List each line in which the string "Waterville" appears.

Figure content listings
⟨

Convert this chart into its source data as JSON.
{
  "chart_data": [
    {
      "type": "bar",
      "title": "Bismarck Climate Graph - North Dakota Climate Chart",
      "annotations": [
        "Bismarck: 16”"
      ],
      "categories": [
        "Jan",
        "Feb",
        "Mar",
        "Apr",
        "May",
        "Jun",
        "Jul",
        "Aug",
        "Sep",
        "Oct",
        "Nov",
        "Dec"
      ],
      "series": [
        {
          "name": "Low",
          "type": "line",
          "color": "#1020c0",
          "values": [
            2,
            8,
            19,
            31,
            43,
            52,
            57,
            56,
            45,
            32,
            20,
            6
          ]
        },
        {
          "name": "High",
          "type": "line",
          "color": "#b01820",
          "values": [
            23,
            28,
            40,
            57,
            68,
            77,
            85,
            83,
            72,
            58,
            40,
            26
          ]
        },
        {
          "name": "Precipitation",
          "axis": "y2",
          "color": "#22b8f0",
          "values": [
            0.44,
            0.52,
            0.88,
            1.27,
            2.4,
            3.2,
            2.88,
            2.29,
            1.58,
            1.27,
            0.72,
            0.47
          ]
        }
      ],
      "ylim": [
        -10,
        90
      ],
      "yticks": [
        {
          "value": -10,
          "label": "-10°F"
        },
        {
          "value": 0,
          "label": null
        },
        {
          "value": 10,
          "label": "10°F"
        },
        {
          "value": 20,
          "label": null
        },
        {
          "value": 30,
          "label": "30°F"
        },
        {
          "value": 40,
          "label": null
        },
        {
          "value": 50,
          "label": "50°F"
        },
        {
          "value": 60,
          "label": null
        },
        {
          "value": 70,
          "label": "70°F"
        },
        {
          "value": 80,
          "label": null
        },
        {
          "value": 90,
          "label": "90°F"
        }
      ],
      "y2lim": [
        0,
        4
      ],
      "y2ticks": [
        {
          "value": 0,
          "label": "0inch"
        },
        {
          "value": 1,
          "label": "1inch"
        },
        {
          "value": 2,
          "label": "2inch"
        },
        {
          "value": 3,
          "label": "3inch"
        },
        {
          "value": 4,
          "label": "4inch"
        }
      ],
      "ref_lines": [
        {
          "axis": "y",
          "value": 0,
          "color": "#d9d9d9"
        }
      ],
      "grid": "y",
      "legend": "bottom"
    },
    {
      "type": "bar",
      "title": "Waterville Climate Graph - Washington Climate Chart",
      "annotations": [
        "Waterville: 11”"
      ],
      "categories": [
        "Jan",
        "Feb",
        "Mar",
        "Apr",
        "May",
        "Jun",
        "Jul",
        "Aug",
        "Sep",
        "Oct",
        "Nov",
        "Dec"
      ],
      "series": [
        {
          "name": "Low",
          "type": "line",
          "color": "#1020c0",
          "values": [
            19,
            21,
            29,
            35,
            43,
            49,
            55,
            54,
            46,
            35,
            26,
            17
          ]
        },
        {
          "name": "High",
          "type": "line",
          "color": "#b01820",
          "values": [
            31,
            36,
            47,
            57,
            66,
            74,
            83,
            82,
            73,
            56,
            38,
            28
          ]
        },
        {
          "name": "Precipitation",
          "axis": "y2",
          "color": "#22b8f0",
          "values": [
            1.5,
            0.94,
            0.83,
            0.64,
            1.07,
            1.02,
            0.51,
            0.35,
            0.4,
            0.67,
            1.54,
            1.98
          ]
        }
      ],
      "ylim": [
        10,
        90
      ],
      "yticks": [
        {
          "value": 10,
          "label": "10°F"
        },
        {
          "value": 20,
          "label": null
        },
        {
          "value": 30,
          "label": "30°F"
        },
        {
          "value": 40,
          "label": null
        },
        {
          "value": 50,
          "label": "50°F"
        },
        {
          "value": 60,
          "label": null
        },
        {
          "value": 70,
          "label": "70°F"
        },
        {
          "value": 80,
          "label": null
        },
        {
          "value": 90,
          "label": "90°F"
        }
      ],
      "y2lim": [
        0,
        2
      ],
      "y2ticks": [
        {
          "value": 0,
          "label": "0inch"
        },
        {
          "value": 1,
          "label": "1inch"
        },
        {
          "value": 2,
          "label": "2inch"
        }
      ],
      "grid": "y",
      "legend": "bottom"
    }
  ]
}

⟩

WRITTEN ANSWER
      "title": "Waterville Climate Graph - Washington Climate Chart",
        "Waterville: 11”"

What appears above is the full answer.